TO BE DONE: Duplicate the items word for word, from the very start of the items down to and including the line that contains "- list-item-label: Made", and nothing past that line.

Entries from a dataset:
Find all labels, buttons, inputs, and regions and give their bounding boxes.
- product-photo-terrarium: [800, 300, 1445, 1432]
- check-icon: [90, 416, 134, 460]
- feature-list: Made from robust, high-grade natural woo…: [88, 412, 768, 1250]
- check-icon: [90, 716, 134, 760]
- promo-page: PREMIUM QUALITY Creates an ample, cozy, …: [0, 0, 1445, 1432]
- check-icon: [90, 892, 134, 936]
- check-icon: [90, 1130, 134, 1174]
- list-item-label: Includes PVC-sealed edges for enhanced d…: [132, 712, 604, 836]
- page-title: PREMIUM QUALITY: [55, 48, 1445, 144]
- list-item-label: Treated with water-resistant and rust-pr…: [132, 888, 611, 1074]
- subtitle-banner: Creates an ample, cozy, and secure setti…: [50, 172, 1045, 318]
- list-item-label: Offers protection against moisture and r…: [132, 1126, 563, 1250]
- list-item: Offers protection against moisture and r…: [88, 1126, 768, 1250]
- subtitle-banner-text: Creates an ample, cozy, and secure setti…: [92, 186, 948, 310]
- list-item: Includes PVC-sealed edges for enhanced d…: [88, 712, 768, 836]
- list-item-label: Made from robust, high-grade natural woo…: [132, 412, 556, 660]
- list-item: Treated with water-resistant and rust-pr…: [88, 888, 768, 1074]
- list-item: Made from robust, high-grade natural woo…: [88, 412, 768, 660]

TASK OUTPUT:
Find all labels, buttons, inputs, and regions and give their bounding boxes.
- product-photo-terrarium: [800, 300, 1445, 1432]
- check-icon: [90, 416, 134, 460]
- feature-list: Made from robust, high-grade natural woo…: [88, 412, 768, 1250]
- check-icon: [90, 716, 134, 760]
- promo-page: PREMIUM QUALITY Creates an ample, cozy, …: [0, 0, 1445, 1432]
- check-icon: [90, 892, 134, 936]
- check-icon: [90, 1130, 134, 1174]
- list-item-label: Includes PVC-sealed edges for enhanced d…: [132, 712, 604, 836]
- page-title: PREMIUM QUALITY: [55, 48, 1445, 144]
- list-item-label: Treated with water-resistant and rust-pr…: [132, 888, 611, 1074]
- subtitle-banner: Creates an ample, cozy, and secure setti…: [50, 172, 1045, 318]
- list-item-label: Offers protection against moisture and r…: [132, 1126, 563, 1250]
- list-item: Offers protection against moisture and r…: [88, 1126, 768, 1250]
- subtitle-banner-text: Creates an ample, cozy, and secure setti…: [92, 186, 948, 310]
- list-item: Includes PVC-sealed edges for enhanced d…: [88, 712, 768, 836]
- list-item-label: Made from robust, high-grade natural woo…: [132, 412, 556, 660]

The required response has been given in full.